------ Data for processing
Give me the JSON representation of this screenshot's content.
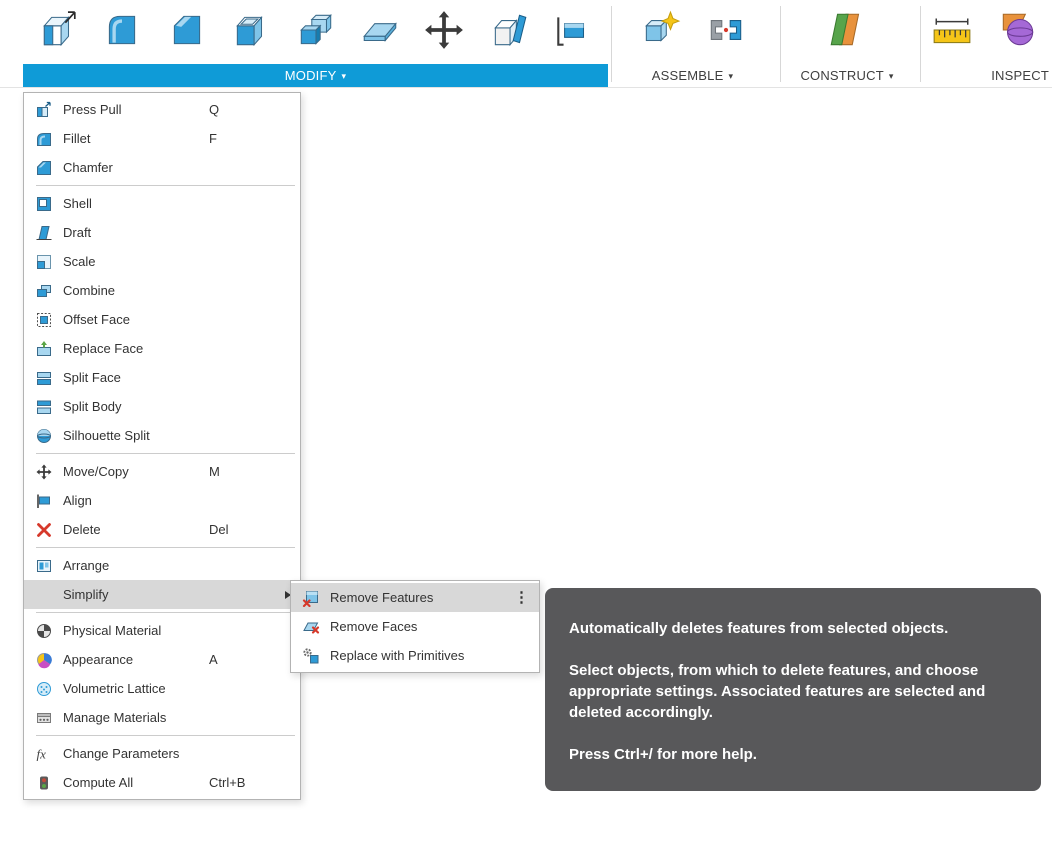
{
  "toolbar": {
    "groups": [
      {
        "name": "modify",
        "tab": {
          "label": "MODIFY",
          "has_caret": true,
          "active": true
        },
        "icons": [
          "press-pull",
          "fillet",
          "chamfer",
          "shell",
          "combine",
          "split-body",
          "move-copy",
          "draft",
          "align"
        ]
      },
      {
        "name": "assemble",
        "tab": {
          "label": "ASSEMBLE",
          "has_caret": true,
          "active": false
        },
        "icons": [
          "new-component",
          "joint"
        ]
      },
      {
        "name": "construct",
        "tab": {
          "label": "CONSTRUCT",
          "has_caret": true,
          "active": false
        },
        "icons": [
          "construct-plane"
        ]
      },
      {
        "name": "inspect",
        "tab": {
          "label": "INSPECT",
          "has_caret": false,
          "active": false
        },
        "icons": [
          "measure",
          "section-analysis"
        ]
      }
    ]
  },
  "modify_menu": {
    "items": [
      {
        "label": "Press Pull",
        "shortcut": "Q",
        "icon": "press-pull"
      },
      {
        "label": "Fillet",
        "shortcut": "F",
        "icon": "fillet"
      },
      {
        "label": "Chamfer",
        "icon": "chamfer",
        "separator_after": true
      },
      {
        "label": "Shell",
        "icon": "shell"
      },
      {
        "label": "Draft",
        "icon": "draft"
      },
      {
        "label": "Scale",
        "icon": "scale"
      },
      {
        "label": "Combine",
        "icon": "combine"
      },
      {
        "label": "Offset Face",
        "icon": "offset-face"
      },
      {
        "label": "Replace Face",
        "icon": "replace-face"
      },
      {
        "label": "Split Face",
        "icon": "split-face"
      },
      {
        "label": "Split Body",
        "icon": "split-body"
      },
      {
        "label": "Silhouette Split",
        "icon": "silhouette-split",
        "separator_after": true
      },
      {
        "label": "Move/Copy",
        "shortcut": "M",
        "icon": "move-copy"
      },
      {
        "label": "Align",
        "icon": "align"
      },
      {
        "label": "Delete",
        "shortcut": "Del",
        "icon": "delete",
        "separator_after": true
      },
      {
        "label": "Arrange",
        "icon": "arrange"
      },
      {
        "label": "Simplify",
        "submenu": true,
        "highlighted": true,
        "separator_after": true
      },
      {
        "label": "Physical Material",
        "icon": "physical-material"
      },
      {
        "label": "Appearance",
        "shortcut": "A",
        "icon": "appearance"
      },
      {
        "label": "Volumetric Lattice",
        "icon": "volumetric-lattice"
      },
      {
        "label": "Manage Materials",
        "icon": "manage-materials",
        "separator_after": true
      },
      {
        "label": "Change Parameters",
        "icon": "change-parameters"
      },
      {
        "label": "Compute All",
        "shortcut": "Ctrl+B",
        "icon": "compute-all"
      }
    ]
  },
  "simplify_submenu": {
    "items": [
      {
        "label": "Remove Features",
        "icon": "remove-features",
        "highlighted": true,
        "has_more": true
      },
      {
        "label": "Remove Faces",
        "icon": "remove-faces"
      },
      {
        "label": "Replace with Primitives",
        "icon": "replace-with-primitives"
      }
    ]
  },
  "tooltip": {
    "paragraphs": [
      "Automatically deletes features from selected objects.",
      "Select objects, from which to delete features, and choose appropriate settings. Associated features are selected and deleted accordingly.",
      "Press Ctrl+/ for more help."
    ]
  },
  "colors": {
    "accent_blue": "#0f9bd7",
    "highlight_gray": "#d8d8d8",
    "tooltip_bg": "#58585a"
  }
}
------------
------ Data for processing
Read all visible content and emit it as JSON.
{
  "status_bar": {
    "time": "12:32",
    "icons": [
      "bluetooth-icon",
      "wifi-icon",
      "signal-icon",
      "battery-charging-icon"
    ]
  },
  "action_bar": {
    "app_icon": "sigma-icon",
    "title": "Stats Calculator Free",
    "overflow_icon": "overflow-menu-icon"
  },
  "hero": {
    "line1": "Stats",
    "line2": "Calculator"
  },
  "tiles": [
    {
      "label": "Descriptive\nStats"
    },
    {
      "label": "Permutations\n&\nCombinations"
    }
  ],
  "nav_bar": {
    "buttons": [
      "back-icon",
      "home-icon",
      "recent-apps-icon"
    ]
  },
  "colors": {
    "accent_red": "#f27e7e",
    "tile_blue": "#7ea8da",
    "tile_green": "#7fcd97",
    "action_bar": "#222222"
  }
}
------------
------ Data for processing
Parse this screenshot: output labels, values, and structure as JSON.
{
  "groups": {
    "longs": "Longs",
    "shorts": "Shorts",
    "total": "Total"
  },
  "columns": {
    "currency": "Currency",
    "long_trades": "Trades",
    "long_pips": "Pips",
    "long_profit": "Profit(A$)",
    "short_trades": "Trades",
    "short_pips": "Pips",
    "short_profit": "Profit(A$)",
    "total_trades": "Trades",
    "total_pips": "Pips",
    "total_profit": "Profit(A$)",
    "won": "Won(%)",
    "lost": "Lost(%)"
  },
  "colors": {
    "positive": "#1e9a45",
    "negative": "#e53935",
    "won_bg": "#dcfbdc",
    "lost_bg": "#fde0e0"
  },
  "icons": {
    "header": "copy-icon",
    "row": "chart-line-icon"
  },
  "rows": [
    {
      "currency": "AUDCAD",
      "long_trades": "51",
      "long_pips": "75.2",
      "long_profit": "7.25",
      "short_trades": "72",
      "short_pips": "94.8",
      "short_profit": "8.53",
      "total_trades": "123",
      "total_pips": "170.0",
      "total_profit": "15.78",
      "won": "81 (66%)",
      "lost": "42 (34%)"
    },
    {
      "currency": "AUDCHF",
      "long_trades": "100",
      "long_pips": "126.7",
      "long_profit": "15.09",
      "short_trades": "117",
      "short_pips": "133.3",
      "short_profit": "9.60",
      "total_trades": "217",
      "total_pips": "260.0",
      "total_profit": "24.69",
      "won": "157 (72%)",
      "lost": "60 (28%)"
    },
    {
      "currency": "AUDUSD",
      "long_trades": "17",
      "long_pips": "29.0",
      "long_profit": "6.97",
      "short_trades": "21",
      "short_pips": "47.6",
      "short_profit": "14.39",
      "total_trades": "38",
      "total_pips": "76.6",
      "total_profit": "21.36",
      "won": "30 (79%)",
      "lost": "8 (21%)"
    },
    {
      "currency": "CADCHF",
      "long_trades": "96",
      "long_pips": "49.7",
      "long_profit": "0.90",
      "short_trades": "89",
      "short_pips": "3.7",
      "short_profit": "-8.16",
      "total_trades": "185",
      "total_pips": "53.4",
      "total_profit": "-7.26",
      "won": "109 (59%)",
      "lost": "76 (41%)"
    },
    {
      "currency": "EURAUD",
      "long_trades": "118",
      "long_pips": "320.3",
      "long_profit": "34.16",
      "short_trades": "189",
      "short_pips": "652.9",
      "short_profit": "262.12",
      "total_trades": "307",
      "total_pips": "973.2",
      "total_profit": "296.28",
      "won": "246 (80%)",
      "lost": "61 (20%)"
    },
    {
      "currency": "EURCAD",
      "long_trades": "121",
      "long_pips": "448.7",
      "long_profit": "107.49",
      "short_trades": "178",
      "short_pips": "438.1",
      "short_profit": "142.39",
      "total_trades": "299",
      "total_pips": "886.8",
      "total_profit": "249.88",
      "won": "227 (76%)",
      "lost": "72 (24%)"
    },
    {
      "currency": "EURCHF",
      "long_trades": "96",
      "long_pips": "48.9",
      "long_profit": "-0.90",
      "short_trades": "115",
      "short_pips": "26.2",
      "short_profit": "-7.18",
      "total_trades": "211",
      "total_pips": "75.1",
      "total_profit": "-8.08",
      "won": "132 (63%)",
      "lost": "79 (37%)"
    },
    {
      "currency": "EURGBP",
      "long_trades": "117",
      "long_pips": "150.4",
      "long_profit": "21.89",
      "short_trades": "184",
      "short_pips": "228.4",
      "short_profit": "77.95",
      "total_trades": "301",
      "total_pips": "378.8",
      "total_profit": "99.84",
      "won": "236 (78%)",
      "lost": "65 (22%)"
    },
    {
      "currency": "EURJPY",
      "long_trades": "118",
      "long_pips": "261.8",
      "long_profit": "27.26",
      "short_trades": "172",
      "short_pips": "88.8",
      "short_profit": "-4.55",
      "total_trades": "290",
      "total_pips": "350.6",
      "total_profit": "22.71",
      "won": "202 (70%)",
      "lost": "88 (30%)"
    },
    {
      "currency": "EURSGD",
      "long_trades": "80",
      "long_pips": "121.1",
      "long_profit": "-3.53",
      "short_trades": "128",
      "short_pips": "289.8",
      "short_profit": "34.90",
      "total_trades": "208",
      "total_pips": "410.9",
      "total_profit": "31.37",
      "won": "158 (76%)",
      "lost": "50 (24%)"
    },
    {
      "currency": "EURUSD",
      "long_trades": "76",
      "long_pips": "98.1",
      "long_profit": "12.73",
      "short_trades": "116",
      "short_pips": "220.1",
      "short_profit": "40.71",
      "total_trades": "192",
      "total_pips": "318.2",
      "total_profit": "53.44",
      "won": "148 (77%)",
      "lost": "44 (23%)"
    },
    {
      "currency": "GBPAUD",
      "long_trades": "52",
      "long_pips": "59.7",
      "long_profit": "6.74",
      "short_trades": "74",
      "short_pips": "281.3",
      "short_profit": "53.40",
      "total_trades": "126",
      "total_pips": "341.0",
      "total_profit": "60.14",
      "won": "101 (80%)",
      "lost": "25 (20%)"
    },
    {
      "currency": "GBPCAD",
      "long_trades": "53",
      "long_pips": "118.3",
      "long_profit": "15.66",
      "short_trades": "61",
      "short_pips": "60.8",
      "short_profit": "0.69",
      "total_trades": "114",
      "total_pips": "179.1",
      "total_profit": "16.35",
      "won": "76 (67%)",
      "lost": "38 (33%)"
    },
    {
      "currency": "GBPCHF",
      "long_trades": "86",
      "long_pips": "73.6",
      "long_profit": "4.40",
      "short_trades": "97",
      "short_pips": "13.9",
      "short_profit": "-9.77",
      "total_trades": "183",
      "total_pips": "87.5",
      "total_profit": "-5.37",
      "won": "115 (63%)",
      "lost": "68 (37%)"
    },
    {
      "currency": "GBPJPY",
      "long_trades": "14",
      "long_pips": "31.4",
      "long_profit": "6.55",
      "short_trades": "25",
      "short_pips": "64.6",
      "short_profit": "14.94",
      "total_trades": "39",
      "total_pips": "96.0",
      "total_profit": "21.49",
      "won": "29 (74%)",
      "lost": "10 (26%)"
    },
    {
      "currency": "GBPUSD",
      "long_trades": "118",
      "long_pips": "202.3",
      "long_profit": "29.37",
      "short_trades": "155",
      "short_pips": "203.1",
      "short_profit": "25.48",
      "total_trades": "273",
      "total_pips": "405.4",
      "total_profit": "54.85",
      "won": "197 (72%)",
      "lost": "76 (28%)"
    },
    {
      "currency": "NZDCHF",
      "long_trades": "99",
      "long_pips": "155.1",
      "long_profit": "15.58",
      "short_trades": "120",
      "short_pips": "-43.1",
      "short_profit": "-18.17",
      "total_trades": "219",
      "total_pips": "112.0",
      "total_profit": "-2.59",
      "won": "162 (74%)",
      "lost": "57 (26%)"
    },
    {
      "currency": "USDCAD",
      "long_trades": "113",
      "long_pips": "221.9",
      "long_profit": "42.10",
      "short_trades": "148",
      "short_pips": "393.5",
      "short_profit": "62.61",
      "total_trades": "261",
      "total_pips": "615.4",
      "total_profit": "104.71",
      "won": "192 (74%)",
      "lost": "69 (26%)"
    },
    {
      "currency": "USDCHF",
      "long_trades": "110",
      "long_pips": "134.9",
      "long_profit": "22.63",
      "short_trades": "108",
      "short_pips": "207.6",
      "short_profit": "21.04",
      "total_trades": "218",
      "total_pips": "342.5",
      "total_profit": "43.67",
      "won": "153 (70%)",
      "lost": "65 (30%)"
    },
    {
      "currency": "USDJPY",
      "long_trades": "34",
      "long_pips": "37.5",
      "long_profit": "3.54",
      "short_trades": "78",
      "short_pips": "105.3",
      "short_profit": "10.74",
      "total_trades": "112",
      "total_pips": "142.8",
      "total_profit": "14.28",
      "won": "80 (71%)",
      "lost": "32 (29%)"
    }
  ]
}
------------
Using the listing above, show every line that includes the string "shortcut".

### Solution to this exercise
        "shortcut": "Q",
        "shortcut": "F",
        "shortcut": "M",
        "shortcut": "Del",
        "shortcut": "A",
        "shortcut": "Ctrl+B",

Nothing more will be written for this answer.